**TO BE DONE:**
Return the listing below in full, with every line exactly as it is.

Dataset records
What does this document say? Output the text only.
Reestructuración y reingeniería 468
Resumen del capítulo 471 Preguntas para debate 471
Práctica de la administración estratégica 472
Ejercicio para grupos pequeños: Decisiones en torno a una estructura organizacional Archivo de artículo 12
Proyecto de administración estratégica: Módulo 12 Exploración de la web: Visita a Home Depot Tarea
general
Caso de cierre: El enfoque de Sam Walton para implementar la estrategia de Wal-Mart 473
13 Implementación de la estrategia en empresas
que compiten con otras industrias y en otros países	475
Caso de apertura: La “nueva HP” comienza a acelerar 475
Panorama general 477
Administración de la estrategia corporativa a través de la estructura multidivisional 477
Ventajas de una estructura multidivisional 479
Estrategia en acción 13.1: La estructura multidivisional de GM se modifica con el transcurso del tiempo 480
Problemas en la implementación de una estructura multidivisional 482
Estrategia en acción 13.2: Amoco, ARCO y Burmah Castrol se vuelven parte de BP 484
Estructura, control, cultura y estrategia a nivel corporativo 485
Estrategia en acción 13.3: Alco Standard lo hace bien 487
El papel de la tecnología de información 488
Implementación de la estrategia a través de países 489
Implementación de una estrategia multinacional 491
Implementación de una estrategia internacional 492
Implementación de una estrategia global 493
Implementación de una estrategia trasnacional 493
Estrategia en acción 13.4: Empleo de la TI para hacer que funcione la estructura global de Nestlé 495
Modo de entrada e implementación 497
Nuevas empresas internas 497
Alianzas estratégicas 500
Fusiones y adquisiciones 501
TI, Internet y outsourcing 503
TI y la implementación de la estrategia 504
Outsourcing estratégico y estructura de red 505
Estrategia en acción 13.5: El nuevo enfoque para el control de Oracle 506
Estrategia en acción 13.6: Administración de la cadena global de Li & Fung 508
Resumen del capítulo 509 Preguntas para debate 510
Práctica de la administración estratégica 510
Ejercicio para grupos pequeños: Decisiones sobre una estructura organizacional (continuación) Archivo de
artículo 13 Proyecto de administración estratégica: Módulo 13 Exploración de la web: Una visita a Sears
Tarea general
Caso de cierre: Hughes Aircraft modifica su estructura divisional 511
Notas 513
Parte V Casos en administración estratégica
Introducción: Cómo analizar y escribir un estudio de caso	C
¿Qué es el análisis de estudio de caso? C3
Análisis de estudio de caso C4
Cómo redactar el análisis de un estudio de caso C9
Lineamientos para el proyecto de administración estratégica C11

**OUTPUT OF THE TASK:**
What does this document say? Output the text only.
Reestructuración y reingeniería 468
Resumen del capítulo 471 Preguntas para debate 471
Práctica de la administración estratégica 472
Ejercicio para grupos pequeños: Decisiones en torno a una estructura organizacional Archivo de artículo 12
Proyecto de administración estratégica: Módulo 12 Exploración de la web: Visita a Home Depot Tarea
general
Caso de cierre: El enfoque de Sam Walton para implementar la estrategia de Wal-Mart 473
13 Implementación de la estrategia en empresas
que compiten con otras industrias y en otros países	475
Caso de apertura: La “nueva HP” comienza a acelerar 475
Panorama general 477
Administración de la estrategia corporativa a través de la estructura multidivisional 477
Ventajas de una estructura multidivisional 479
Estrategia en acción 13.1: La estructura multidivisional de GM se modifica con el transcurso del tiempo 480
Problemas en la implementación de una estructura multidivisional 482
Estrategia en acción 13.2: Amoco, ARCO y Burmah Castrol se vuelven parte de BP 484
Estructura, control, cultura y estrategia a nivel corporativo 485
Estrategia en acción 13.3: Alco Standard lo hace bien 487
El papel de la tecnología de información 488
Implementación de la estrategia a través de países 489
Implementación de una estrategia multinacional 491
Implementación de una estrategia internacional 492
Implementación de una estrategia global 493
Implementación de una estrategia trasnacional 493
Estrategia en acción 13.4: Empleo de la TI para hacer que funcione la estructura global de Nestlé 495
Modo de entrada e implementación 497
Nuevas empresas internas 497
Alianzas estratégicas 500
Fusiones y adquisiciones 501
TI, Internet y outsourcing 503
TI y la implementación de la estrategia 504
Outsourcing estratégico y estructura de red 505
Estrategia en acción 13.5: El nuevo enfoque para el control de Oracle 506
Estrategia en acción 13.6: Administración de la cadena global de Li & Fung 508
Resumen del capítulo 509 Preguntas para debate 510
Práctica de la administración estratégica 510
Ejercicio para grupos pequeños: Decisiones sobre una estructura organizacional (continuación) Archivo de
artículo 13 Proyecto de administración estratégica: Módulo 13 Exploración de la web: Una visita a Sears
Tarea general
Caso de cierre: Hughes Aircraft modifica su estructura divisional 511
Notas 513
Parte V Casos en administración estratégica
Introducción: Cómo analizar y escribir un estudio de caso	C
¿Qué es el análisis de estudio de caso? C3
Análisis de estudio de caso C4
Cómo redactar el análisis de un estudio de caso C9
Lineamientos para el proyecto de administración estratégica C11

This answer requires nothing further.